==== Dataset excerpts

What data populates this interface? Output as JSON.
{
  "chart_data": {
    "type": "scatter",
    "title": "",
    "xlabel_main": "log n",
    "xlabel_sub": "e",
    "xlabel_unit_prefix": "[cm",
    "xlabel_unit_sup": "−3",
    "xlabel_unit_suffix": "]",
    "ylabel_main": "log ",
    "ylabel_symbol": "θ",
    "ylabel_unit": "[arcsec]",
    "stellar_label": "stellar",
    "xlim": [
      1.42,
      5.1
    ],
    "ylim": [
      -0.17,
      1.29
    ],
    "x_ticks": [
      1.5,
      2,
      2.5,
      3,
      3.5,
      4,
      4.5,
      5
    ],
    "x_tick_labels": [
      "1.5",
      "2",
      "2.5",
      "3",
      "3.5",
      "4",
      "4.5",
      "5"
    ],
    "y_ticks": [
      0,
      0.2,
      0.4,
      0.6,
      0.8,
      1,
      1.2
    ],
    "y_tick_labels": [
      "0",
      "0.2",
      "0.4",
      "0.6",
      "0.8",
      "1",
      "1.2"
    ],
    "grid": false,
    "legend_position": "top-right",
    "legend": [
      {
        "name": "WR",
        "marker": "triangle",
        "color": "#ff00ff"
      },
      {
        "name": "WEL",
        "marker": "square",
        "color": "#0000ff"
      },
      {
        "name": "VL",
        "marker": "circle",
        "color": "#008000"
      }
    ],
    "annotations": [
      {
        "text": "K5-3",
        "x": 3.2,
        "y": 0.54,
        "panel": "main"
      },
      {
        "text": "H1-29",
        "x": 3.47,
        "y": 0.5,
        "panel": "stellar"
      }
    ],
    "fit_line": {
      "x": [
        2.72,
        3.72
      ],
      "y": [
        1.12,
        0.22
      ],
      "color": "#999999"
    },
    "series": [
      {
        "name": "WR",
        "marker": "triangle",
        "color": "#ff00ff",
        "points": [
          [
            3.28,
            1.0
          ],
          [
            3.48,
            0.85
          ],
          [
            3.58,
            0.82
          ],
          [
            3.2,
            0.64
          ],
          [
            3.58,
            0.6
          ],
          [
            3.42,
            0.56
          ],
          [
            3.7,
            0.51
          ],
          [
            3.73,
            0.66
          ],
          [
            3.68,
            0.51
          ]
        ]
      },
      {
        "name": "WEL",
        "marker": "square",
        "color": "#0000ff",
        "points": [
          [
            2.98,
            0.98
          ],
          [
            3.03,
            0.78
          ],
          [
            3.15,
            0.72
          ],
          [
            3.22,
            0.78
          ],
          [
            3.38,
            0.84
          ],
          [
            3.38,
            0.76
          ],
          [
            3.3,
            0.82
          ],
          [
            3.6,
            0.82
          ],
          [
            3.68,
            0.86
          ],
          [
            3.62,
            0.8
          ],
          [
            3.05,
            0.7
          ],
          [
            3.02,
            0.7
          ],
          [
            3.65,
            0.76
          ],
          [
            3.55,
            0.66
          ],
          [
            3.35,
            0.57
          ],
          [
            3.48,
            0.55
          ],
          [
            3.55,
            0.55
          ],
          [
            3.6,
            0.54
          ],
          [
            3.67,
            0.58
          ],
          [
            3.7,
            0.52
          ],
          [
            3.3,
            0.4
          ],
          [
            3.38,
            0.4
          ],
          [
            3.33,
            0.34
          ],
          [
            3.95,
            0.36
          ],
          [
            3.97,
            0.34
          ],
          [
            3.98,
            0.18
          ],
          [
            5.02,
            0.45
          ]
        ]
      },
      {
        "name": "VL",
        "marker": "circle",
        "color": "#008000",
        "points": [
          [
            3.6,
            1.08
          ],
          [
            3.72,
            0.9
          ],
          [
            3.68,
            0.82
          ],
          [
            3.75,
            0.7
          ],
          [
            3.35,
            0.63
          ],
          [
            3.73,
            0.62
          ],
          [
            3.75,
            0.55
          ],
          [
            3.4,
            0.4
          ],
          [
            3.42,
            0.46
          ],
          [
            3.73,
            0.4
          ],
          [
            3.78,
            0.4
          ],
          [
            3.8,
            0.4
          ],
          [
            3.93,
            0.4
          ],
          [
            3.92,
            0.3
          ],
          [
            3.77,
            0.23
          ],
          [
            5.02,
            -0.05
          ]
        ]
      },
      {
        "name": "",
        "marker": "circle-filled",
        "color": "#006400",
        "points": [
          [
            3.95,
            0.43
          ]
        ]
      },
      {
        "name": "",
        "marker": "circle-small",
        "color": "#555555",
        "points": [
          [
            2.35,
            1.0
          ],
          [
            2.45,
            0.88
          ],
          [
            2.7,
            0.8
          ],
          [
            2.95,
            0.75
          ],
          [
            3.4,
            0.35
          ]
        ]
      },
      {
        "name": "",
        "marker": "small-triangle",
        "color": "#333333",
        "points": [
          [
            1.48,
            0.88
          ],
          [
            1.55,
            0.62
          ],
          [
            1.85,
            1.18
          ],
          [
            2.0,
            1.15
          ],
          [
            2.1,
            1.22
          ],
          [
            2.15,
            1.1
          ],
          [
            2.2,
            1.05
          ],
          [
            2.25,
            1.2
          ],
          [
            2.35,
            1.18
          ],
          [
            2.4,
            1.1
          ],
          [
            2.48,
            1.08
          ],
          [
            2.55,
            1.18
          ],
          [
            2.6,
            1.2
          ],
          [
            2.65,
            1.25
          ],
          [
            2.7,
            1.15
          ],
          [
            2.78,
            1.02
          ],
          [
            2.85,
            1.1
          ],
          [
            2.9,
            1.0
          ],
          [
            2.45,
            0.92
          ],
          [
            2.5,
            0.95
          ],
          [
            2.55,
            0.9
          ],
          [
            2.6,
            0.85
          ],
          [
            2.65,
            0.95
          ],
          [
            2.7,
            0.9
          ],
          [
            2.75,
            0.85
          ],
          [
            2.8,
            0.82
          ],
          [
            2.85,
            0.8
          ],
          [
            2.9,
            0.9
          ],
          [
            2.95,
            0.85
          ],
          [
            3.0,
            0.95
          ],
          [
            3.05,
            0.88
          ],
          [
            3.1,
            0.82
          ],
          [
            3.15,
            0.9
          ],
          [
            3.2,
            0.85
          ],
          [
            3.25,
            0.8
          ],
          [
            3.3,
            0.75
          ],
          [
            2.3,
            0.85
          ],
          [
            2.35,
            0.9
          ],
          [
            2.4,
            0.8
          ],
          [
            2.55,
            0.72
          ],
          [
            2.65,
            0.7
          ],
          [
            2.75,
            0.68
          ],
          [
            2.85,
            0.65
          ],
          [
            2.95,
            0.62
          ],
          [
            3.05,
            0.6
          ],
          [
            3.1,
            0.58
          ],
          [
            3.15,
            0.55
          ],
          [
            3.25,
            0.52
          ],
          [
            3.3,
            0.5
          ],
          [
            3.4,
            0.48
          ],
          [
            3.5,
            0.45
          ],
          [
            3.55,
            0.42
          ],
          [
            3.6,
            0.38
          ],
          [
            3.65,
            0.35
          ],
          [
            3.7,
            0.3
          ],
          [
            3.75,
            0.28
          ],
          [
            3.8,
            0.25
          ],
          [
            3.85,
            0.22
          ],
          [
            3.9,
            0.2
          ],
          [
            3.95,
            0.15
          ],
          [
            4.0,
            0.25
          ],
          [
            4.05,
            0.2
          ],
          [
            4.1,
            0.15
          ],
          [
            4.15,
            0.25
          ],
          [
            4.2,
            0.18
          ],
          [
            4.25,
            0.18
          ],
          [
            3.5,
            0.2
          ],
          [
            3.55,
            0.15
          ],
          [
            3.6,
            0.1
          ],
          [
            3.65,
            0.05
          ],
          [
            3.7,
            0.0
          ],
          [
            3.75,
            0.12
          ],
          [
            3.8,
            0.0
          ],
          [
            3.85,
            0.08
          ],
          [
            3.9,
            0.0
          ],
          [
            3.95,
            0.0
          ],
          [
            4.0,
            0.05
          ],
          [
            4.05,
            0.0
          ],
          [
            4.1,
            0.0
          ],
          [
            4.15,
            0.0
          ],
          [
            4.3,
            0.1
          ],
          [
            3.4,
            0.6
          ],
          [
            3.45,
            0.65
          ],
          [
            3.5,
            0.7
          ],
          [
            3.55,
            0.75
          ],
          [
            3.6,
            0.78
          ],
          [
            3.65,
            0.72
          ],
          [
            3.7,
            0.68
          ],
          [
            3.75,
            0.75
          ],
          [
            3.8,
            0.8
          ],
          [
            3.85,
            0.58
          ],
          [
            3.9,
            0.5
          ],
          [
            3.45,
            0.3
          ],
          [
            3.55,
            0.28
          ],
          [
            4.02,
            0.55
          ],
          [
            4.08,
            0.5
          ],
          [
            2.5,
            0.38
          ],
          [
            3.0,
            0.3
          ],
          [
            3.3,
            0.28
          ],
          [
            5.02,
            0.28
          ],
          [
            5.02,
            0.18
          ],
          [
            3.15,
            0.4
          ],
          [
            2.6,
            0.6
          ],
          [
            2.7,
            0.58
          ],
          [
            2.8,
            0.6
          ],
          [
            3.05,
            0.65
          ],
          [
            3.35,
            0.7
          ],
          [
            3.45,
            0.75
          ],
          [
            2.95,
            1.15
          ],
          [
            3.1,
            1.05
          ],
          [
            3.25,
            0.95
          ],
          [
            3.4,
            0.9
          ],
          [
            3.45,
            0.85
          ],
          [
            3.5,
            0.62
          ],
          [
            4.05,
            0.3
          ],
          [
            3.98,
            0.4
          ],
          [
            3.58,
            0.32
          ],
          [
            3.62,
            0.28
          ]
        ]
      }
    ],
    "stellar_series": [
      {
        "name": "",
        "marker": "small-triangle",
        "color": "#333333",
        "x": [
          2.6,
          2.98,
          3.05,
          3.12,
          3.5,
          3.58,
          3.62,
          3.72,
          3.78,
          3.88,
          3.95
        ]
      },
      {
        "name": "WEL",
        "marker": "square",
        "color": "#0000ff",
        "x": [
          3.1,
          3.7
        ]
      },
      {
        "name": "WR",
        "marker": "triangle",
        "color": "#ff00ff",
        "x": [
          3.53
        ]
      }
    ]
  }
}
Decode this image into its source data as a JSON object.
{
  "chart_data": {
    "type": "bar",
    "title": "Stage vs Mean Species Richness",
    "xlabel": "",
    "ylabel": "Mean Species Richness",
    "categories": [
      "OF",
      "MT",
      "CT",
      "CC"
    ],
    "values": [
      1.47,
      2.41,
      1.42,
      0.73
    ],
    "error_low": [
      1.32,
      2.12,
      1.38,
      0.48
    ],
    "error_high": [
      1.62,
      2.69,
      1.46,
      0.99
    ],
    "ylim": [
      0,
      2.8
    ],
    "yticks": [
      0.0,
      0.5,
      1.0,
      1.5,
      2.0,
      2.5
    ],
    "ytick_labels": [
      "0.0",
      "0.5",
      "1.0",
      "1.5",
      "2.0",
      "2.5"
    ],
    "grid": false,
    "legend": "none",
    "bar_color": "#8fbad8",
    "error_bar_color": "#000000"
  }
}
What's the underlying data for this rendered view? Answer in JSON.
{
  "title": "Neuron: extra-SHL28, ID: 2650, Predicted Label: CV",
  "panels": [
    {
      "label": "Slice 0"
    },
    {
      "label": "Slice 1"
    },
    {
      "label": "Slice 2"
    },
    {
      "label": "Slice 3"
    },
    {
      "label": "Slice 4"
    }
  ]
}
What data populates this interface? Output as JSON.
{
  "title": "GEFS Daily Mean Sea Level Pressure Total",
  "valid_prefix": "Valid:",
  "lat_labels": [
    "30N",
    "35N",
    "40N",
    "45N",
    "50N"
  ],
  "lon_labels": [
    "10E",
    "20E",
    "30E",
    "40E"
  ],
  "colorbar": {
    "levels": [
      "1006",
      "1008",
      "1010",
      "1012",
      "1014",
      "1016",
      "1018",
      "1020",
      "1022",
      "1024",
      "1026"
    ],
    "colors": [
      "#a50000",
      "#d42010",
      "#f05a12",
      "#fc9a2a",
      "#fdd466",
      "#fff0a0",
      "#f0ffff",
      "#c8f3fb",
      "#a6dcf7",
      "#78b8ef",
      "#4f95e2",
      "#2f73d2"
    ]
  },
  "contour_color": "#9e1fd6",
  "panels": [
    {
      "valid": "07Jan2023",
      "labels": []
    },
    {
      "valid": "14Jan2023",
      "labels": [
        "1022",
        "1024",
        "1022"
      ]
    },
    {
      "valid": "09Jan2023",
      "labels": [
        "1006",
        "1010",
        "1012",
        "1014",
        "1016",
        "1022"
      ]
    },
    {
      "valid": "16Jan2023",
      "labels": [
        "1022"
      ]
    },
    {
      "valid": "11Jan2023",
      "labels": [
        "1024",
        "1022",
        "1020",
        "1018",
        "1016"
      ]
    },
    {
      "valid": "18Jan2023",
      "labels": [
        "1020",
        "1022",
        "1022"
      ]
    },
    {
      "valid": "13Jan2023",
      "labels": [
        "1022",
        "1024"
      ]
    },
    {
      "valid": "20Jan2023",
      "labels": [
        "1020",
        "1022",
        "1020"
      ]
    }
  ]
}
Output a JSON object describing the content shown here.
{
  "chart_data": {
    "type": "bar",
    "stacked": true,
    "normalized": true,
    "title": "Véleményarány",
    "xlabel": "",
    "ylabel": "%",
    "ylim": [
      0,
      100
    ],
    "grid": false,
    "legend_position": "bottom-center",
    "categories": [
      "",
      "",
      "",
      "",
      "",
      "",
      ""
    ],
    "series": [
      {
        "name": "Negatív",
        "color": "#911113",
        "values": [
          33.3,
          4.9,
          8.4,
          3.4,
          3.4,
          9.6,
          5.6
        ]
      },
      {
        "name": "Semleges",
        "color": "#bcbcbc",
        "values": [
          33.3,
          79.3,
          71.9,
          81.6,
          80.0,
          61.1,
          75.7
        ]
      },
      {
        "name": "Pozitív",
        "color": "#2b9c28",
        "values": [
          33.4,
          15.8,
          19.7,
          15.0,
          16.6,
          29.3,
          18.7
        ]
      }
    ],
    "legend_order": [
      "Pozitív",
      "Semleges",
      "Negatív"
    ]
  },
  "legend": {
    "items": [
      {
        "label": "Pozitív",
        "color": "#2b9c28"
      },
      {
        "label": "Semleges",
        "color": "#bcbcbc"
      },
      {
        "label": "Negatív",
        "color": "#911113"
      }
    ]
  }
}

========

■ Instruction ■
Give the count of lines in the data shown above that contain "title", and nothing else.

■ Task result ■
5